====== Entries shown ======

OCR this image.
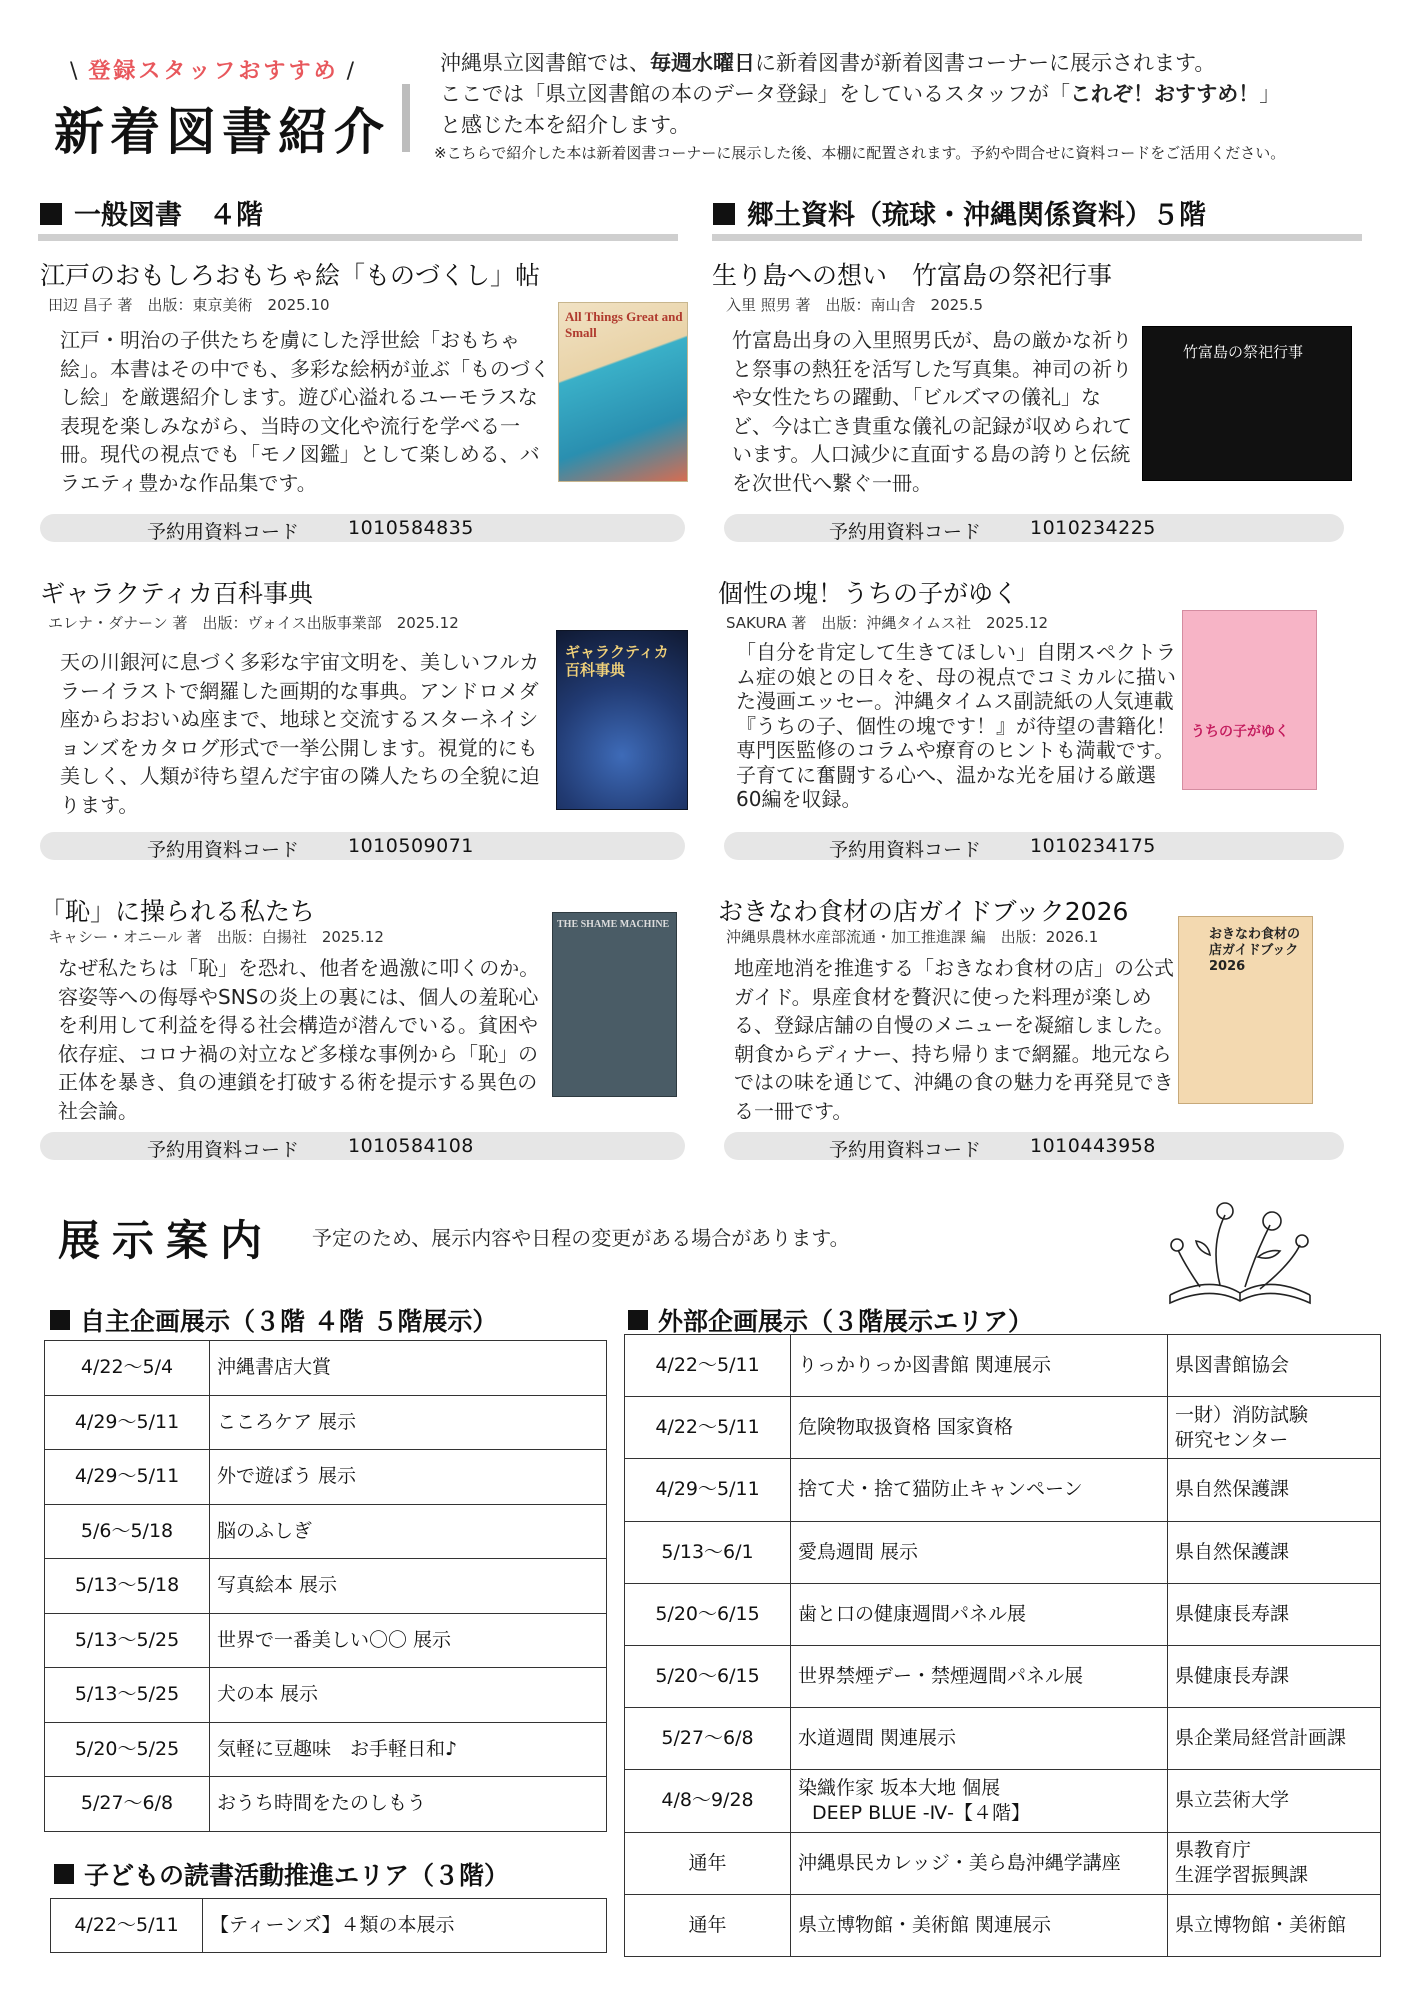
\ 登録スタッフおすすめ /
新着図書紹介
沖縄県立図書館では、毎週水曜日に新着図書が新着図書コーナーに展示されます。
ここでは「県立図書館の本のデータ登録」をしているスタッフが「これぞ！おすすめ！」
と感じた本を紹介します。
※こちらで紹介した本は新着図書コーナーに展示した後、本棚に配置されます。予約や問合せに資料コードをご活用ください。
一般図書　４階	郷土資料（琉球・沖縄関係資料）５階
江戸のおもしろおもちゃ絵「ものづくし」帖
田辺 昌子 著　出版：東京美術　2025.10
江戸・明治の子供たちを虜にした浮世絵「おもちゃ絵」。本書はその中でも、多彩な絵柄が並ぶ「ものづくし絵」を厳選紹介します。遊び心溢れるユーモラスな表現を楽しみながら、当時の文化や流行を学べる一冊。現代の視点でも「モノ図鑑」として楽しめる、バラエティ豊かな作品集です。
All Things Great and Small
予約用資料コード	1010584835
ギャラクティカ百科事典
エレナ・ダナーン 著　出版：ヴォイス出版事業部　2025.12
天の川銀河に息づく多彩な宇宙文明を、美しいフルカラーイラストで網羅した画期的な事典。アンドロメダ座からおおいぬ座まで、地球と交流するスターネイションズをカタログ形式で一挙公開します。視覚的にも美しく、人類が待ち望んだ宇宙の隣人たちの全貌に迫ります。
ギャラクティカ百科事典
予約用資料コード	1010509071
「恥」に操られる私たち
キャシー・オニール 著　出版：白揚社　2025.12
なぜ私たちは「恥」を恐れ、他者を過激に叩くのか。容姿等への侮辱やSNSの炎上の裏には、個人の羞恥心を利用して利益を得る社会構造が潜んでいる。貧困や依存症、コロナ禍の対立など多様な事例から「恥」の正体を暴き、負の連鎖を打破する術を提示する異色の社会論。
THE SHAME MACHINE
予約用資料コード	1010584108
生り島への想い　竹富島の祭祀行事
入里 照男 著　出版：南山舎　2025.5
竹富島出身の入里照男氏が、島の厳かな祈りと祭事の熱狂を活写した写真集。神司の祈りや女性たちの躍動、「ビルズマの儀礼」など、今は亡き貴重な儀礼の記録が収められています。人口減少に直面する島の誇りと伝統を次世代へ繋ぐ一冊。
竹富島の祭祀行事
予約用資料コード	1010234225
個性の塊！うちの子がゆく
SAKURA 著　出版：沖縄タイムス社　2025.12
「自分を肯定して生きてほしい」自閉スペクトラム症の娘との日々を、母の視点でコミカルに描いた漫画エッセー。沖縄タイムス副読紙の人気連載『うちの子、個性の塊です！』が待望の書籍化！専門医監修のコラムや療育のヒントも満載です。子育てに奮闘する心へ、温かな光を届ける厳選60編を収録。
うちの子がゆく
予約用資料コード	1010234175
おきなわ食材の店ガイドブック2026
沖縄県農林水産部流通・加工推進課 編　出版：2026.1
地産地消を推進する「おきなわ食材の店」の公式ガイド。県産食材を贅沢に使った料理が楽しめる、登録店舗の自慢のメニューを凝縮しました。朝食からディナー、持ち帰りまで網羅。地元ならではの味を通じて、沖縄の食の魅力を再発見できる一冊です。
おきなわ食材の店ガイドブック2026
予約用資料コード	1010443958
展示案内 予定のため、展示内容や日程の変更がある場合があります。
自主企画展示（３階 ４階 ５階展示）
4/22～5/4	沖縄書店大賞
4/29～5/11	こころケア 展示
4/29～5/11	外で遊ぼう 展示
5/6～5/18	脳のふしぎ
5/13～5/18	写真絵本 展示
5/13～5/25	世界で一番美しい〇〇 展示
5/13～5/25	犬の本 展示
5/20～5/25	気軽に豆趣味　お手軽日和♪
5/27～6/8	おうち時間をたのしもう
子どもの読書活動推進エリア（３階）
4/22～5/11	【ティーンズ】４類の本展示
外部企画展示（３階展示エリア）
4/22～5/11	りっかりっか図書館 関連展示	県図書館協会

4/22～5/11	危険物取扱資格 国家資格	一財）消防試験
研究センター

4/29～5/11	捨て犬・捨て猫防止キャンペーン	県自然保護課

5/13～6/1	愛鳥週間 展示	県自然保護課

5/20～6/15	歯と口の健康週間パネル展	県健康長寿課

5/20～6/15	世界禁煙デー・禁煙週間パネル展	県健康長寿課

5/27～6/8	水道週間 関連展示	県企業局経営計画課

4/8～9/28	染織作家 坂本大地 個展
DEEP BLUE -Ⅳ-【４階】	県立芸術大学

通年	沖縄県民カレッジ・美ら島沖縄学講座	県教育庁
生涯学習振興課

通年	県立博物館・美術館 関連展示	県立博物館・美術館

======

--- The task ---
Omit every image. Quote each record exactly.

--- Response below ---
OCR this image.
\ 登録スタッフおすすめ /
新着図書紹介
沖縄県立図書館では、毎週水曜日に新着図書が新着図書コーナーに展示されます。
ここでは「県立図書館の本のデータ登録」をしているスタッフが「これぞ！おすすめ！」
と感じた本を紹介します。
※こちらで紹介した本は新着図書コーナーに展示した後、本棚に配置されます。予約や問合せに資料コードをご活用ください。
一般図書　４階	郷土資料（琉球・沖縄関係資料）５階
江戸のおもしろおもちゃ絵「ものづくし」帖
田辺 昌子 著　出版：東京美術　2025.10
江戸・明治の子供たちを虜にした浮世絵「おもちゃ絵」。本書はその中でも、多彩な絵柄が並ぶ「ものづくし絵」を厳選紹介します。遊び心溢れるユーモラスな表現を楽しみながら、当時の文化や流行を学べる一冊。現代の視点でも「モノ図鑑」として楽しめる、バラエティ豊かな作品集です。
All Things Great and Small
予約用資料コード	1010584835
ギャラクティカ百科事典
エレナ・ダナーン 著　出版：ヴォイス出版事業部　2025.12
天の川銀河に息づく多彩な宇宙文明を、美しいフルカラーイラストで網羅した画期的な事典。アンドロメダ座からおおいぬ座まで、地球と交流するスターネイションズをカタログ形式で一挙公開します。視覚的にも美しく、人類が待ち望んだ宇宙の隣人たちの全貌に迫ります。
ギャラクティカ百科事典
予約用資料コード	1010509071
「恥」に操られる私たち
キャシー・オニール 著　出版：白揚社　2025.12
なぜ私たちは「恥」を恐れ、他者を過激に叩くのか。容姿等への侮辱やSNSの炎上の裏には、個人の羞恥心を利用して利益を得る社会構造が潜んでいる。貧困や依存症、コロナ禍の対立など多様な事例から「恥」の正体を暴き、負の連鎖を打破する術を提示する異色の社会論。
THE SHAME MACHINE
予約用資料コード	1010584108
生り島への想い　竹富島の祭祀行事
入里 照男 著　出版：南山舎　2025.5
竹富島出身の入里照男氏が、島の厳かな祈りと祭事の熱狂を活写した写真集。神司の祈りや女性たちの躍動、「ビルズマの儀礼」など、今は亡き貴重な儀礼の記録が収められています。人口減少に直面する島の誇りと伝統を次世代へ繋ぐ一冊。
竹富島の祭祀行事
予約用資料コード	1010234225
個性の塊！うちの子がゆく
SAKURA 著　出版：沖縄タイムス社　2025.12
「自分を肯定して生きてほしい」自閉スペクトラム症の娘との日々を、母の視点でコミカルに描いた漫画エッセー。沖縄タイムス副読紙の人気連載『うちの子、個性の塊です！』が待望の書籍化！専門医監修のコラムや療育のヒントも満載です。子育てに奮闘する心へ、温かな光を届ける厳選60編を収録。
うちの子がゆく
予約用資料コード	1010234175
おきなわ食材の店ガイドブック2026
沖縄県農林水産部流通・加工推進課 編　出版：2026.1
地産地消を推進する「おきなわ食材の店」の公式ガイド。県産食材を贅沢に使った料理が楽しめる、登録店舗の自慢のメニューを凝縮しました。朝食からディナー、持ち帰りまで網羅。地元ならではの味を通じて、沖縄の食の魅力を再発見できる一冊です。
おきなわ食材の店ガイドブック2026
予約用資料コード	1010443958
展示案内 予定のため、展示内容や日程の変更がある場合があります。
自主企画展示（３階 ４階 ５階展示）
4/22～5/4	沖縄書店大賞
4/29～5/11	こころケア 展示
4/29～5/11	外で遊ぼう 展示
5/6～5/18	脳のふしぎ
5/13～5/18	写真絵本 展示
5/13～5/25	世界で一番美しい〇〇 展示
5/13～5/25	犬の本 展示
5/20～5/25	気軽に豆趣味　お手軽日和♪
5/27～6/8	おうち時間をたのしもう
子どもの読書活動推進エリア（３階）
4/22～5/11	【ティーンズ】４類の本展示
外部企画展示（３階展示エリア）
4/22～5/11	りっかりっか図書館 関連展示	県図書館協会

4/22～5/11	危険物取扱資格 国家資格	一財）消防試験
研究センター

4/29～5/11	捨て犬・捨て猫防止キャンペーン	県自然保護課

5/13～6/1	愛鳥週間 展示	県自然保護課

5/20～6/15	歯と口の健康週間パネル展	県健康長寿課

5/20～6/15	世界禁煙デー・禁煙週間パネル展	県健康長寿課

5/27～6/8	水道週間 関連展示	県企業局経営計画課

4/8～9/28	染織作家 坂本大地 個展
DEEP BLUE -Ⅳ-【４階】	県立芸術大学

通年	沖縄県民カレッジ・美ら島沖縄学講座	県教育庁
生涯学習振興課

通年	県立博物館・美術館 関連展示	県立博物館・美術館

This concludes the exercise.